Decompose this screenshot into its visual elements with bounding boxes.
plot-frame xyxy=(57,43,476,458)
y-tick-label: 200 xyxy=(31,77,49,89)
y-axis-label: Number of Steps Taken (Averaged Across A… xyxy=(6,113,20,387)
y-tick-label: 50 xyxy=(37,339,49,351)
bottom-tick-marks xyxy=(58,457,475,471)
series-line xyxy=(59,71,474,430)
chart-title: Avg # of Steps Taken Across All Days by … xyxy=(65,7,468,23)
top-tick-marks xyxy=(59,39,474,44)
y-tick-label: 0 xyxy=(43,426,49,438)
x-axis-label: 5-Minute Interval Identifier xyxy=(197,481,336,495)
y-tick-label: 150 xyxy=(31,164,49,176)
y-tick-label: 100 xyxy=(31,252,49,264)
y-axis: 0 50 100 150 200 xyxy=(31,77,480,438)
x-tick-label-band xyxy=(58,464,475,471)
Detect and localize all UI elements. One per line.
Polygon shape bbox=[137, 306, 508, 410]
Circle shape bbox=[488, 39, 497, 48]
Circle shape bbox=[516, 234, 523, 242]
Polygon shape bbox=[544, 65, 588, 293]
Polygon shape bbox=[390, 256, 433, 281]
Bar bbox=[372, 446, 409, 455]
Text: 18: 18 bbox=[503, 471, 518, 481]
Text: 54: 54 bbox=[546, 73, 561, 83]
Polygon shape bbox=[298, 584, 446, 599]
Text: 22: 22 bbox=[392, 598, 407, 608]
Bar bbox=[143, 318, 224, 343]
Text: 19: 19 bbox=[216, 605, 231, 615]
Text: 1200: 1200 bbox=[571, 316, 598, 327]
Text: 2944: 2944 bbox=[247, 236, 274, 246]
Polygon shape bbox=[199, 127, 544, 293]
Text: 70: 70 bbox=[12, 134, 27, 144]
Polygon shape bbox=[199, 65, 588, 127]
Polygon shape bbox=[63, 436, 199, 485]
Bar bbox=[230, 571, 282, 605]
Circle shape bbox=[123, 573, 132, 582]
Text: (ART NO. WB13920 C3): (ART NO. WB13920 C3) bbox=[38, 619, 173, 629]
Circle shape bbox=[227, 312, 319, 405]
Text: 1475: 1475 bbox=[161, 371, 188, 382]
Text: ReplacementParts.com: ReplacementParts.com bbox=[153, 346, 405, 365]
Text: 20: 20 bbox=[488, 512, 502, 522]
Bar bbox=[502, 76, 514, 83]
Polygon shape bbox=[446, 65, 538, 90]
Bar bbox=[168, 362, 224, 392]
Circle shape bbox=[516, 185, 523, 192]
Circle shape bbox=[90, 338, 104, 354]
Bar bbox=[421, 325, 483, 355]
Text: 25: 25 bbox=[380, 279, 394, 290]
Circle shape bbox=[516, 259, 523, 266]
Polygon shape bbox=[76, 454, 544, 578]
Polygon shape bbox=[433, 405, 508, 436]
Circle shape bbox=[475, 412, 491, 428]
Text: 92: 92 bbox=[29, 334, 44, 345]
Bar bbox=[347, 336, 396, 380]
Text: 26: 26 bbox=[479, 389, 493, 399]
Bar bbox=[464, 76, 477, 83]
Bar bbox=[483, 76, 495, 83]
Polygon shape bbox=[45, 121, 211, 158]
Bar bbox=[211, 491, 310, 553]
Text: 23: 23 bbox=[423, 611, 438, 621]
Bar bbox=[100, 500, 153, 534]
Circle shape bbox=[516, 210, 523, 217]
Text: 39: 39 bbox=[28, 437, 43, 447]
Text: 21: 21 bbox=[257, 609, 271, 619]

------------------------------------------------------------------------

GOAL OF THE EXERCISE —
Set down every line of the items above again, unchanged and in the same order.

COMPLETE OUTPUT —
Decompose this screenshot into its visual elements with bounding boxes.
plot-frame xyxy=(57,43,476,458)
y-tick-label: 200 xyxy=(31,77,49,89)
y-axis-label: Number of Steps Taken (Averaged Across A… xyxy=(6,113,20,387)
y-tick-label: 50 xyxy=(37,339,49,351)
bottom-tick-marks xyxy=(58,457,475,471)
series-line xyxy=(59,71,474,430)
chart-title: Avg # of Steps Taken Across All Days by … xyxy=(65,7,468,23)
top-tick-marks xyxy=(59,39,474,44)
y-tick-label: 0 xyxy=(43,426,49,438)
x-axis-label: 5-Minute Interval Identifier xyxy=(197,481,336,495)
y-tick-label: 150 xyxy=(31,164,49,176)
y-tick-label: 100 xyxy=(31,252,49,264)
y-axis: 0 50 100 150 200 xyxy=(31,77,480,438)
x-tick-label-band xyxy=(58,464,475,471)
Detect and localize all UI elements. One per line.
Polygon shape bbox=[137, 306, 508, 410]
Circle shape bbox=[488, 39, 497, 48]
Circle shape bbox=[516, 234, 523, 242]
Polygon shape bbox=[544, 65, 588, 293]
Polygon shape bbox=[390, 256, 433, 281]
Bar bbox=[372, 446, 409, 455]
Text: 18: 18 bbox=[503, 471, 518, 481]
Text: 54: 54 bbox=[546, 73, 561, 83]
Polygon shape bbox=[298, 584, 446, 599]
Text: 22: 22 bbox=[392, 598, 407, 608]
Bar bbox=[143, 318, 224, 343]
Text: 19: 19 bbox=[216, 605, 231, 615]
Text: 1200: 1200 bbox=[571, 316, 598, 327]
Text: 2944: 2944 bbox=[247, 236, 274, 246]
Polygon shape bbox=[199, 127, 544, 293]
Text: 70: 70 bbox=[12, 134, 27, 144]
Polygon shape bbox=[199, 65, 588, 127]
Polygon shape bbox=[63, 436, 199, 485]
Bar bbox=[230, 571, 282, 605]
Circle shape bbox=[123, 573, 132, 582]
Text: (ART NO. WB13920 C3): (ART NO. WB13920 C3) bbox=[38, 619, 173, 629]
Circle shape bbox=[227, 312, 319, 405]
Text: 1475: 1475 bbox=[161, 371, 188, 382]
Text: ReplacementParts.com: ReplacementParts.com bbox=[153, 346, 405, 365]
Text: 20: 20 bbox=[488, 512, 502, 522]
Bar bbox=[502, 76, 514, 83]
Polygon shape bbox=[446, 65, 538, 90]
Bar bbox=[168, 362, 224, 392]
Circle shape bbox=[516, 185, 523, 192]
Circle shape bbox=[90, 338, 104, 354]
Bar bbox=[421, 325, 483, 355]
Text: 25: 25 bbox=[380, 279, 394, 290]
Circle shape bbox=[516, 259, 523, 266]
Polygon shape bbox=[76, 454, 544, 578]
Polygon shape bbox=[433, 405, 508, 436]
Circle shape bbox=[475, 412, 491, 428]
Text: 92: 92 bbox=[29, 334, 44, 345]
Bar bbox=[347, 336, 396, 380]
Text: 26: 26 bbox=[479, 389, 493, 399]
Bar bbox=[464, 76, 477, 83]
Bar bbox=[483, 76, 495, 83]
Polygon shape bbox=[45, 121, 211, 158]
Bar bbox=[211, 491, 310, 553]
Text: 23: 23 bbox=[423, 611, 438, 621]
Bar bbox=[100, 500, 153, 534]
Circle shape bbox=[516, 210, 523, 217]
Text: 39: 39 bbox=[28, 437, 43, 447]
Text: 21: 21 bbox=[257, 609, 271, 619]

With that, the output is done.